§ TASK TO CARRY OUT: Take the entries below and reproduce them word for word.

§ INPUT DATA:
################

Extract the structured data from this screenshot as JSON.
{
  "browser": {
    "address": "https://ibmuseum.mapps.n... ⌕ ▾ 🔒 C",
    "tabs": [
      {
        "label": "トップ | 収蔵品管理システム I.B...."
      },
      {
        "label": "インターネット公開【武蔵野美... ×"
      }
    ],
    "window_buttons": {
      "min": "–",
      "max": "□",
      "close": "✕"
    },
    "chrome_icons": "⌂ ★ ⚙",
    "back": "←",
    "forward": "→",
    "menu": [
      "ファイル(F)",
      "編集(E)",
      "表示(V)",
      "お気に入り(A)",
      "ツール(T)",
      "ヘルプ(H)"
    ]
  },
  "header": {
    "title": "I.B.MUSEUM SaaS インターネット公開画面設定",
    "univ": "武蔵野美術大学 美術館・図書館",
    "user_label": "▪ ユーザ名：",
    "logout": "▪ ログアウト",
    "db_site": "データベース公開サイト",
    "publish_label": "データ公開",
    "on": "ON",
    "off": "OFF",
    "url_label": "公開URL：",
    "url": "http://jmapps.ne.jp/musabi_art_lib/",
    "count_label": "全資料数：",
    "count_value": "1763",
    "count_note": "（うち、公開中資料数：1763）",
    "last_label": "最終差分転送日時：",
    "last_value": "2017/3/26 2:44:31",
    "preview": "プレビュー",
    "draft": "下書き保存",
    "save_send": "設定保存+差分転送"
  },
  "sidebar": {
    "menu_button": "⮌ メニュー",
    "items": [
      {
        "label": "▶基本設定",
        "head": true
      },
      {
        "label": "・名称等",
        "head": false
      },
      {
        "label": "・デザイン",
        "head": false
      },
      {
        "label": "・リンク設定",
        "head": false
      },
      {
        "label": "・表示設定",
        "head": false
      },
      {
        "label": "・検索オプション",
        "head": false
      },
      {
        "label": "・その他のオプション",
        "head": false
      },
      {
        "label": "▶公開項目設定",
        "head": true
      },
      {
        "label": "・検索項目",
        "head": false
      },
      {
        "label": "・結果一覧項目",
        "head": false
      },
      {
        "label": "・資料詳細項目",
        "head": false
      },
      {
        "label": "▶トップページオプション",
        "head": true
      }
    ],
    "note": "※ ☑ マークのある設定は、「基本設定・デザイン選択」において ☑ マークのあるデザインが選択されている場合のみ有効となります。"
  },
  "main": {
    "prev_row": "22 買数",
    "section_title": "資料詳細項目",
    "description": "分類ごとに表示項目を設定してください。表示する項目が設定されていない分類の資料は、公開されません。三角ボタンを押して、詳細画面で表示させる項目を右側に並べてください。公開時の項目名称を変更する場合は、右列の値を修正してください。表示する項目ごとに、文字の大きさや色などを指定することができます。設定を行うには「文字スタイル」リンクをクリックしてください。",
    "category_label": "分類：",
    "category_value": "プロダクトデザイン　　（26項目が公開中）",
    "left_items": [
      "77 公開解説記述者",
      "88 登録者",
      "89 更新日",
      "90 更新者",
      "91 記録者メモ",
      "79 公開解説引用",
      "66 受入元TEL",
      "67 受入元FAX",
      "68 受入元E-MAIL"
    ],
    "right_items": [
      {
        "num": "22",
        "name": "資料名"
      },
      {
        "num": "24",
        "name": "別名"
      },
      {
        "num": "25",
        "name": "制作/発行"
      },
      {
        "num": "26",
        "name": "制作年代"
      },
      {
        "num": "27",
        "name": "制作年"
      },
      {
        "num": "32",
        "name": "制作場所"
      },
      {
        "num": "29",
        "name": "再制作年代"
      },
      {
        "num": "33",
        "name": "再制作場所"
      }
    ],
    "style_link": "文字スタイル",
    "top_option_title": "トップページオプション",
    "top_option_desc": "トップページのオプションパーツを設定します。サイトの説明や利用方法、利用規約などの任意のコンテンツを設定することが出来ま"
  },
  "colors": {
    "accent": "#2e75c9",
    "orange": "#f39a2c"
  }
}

################

§ RESPONSE TO THIS EXERCISE:
Extract the structured data from this screenshot as JSON.
{
  "browser": {
    "address": "https://ibmuseum.mapps.n... ⌕ ▾ 🔒 C",
    "tabs": [
      {
        "label": "トップ | 収蔵品管理システム I.B...."
      },
      {
        "label": "インターネット公開【武蔵野美... ×"
      }
    ],
    "window_buttons": {
      "min": "–",
      "max": "□",
      "close": "✕"
    },
    "chrome_icons": "⌂ ★ ⚙",
    "back": "←",
    "forward": "→",
    "menu": [
      "ファイル(F)",
      "編集(E)",
      "表示(V)",
      "お気に入り(A)",
      "ツール(T)",
      "ヘルプ(H)"
    ]
  },
  "header": {
    "title": "I.B.MUSEUM SaaS インターネット公開画面設定",
    "univ": "武蔵野美術大学 美術館・図書館",
    "user_label": "▪ ユーザ名：",
    "logout": "▪ ログアウト",
    "db_site": "データベース公開サイト",
    "publish_label": "データ公開",
    "on": "ON",
    "off": "OFF",
    "url_label": "公開URL：",
    "url": "http://jmapps.ne.jp/musabi_art_lib/",
    "count_label": "全資料数：",
    "count_value": "1763",
    "count_note": "（うち、公開中資料数：1763）",
    "last_label": "最終差分転送日時：",
    "last_value": "2017/3/26 2:44:31",
    "preview": "プレビュー",
    "draft": "下書き保存",
    "save_send": "設定保存+差分転送"
  },
  "sidebar": {
    "menu_button": "⮌ メニュー",
    "items": [
      {
        "label": "▶基本設定",
        "head": true
      },
      {
        "label": "・名称等",
        "head": false
      },
      {
        "label": "・デザイン",
        "head": false
      },
      {
        "label": "・リンク設定",
        "head": false
      },
      {
        "label": "・表示設定",
        "head": false
      },
      {
        "label": "・検索オプション",
        "head": false
      },
      {
        "label": "・その他のオプション",
        "head": false
      },
      {
        "label": "▶公開項目設定",
        "head": true
      },
      {
        "label": "・検索項目",
        "head": false
      },
      {
        "label": "・結果一覧項目",
        "head": false
      },
      {
        "label": "・資料詳細項目",
        "head": false
      },
      {
        "label": "▶トップページオプション",
        "head": true
      }
    ],
    "note": "※ ☑ マークのある設定は、「基本設定・デザイン選択」において ☑ マークのあるデザインが選択されている場合のみ有効となります。"
  },
  "main": {
    "prev_row": "22 買数",
    "section_title": "資料詳細項目",
    "description": "分類ごとに表示項目を設定してください。表示する項目が設定されていない分類の資料は、公開されません。三角ボタンを押して、詳細画面で表示させる項目を右側に並べてください。公開時の項目名称を変更する場合は、右列の値を修正してください。表示する項目ごとに、文字の大きさや色などを指定することができます。設定を行うには「文字スタイル」リンクをクリックしてください。",
    "category_label": "分類：",
    "category_value": "プロダクトデザイン　　（26項目が公開中）",
    "left_items": [
      "77 公開解説記述者",
      "88 登録者",
      "89 更新日",
      "90 更新者",
      "91 記録者メモ",
      "79 公開解説引用",
      "66 受入元TEL",
      "67 受入元FAX",
      "68 受入元E-MAIL"
    ],
    "right_items": [
      {
        "num": "22",
        "name": "資料名"
      },
      {
        "num": "24",
        "name": "別名"
      },
      {
        "num": "25",
        "name": "制作/発行"
      },
      {
        "num": "26",
        "name": "制作年代"
      },
      {
        "num": "27",
        "name": "制作年"
      },
      {
        "num": "32",
        "name": "制作場所"
      },
      {
        "num": "29",
        "name": "再制作年代"
      },
      {
        "num": "33",
        "name": "再制作場所"
      }
    ],
    "style_link": "文字スタイル",
    "top_option_title": "トップページオプション",
    "top_option_desc": "トップページのオプションパーツを設定します。サイトの説明や利用方法、利用規約などの任意のコンテンツを設定することが出来ま"
  },
  "colors": {
    "accent": "#2e75c9",
    "orange": "#f39a2c"
  }
}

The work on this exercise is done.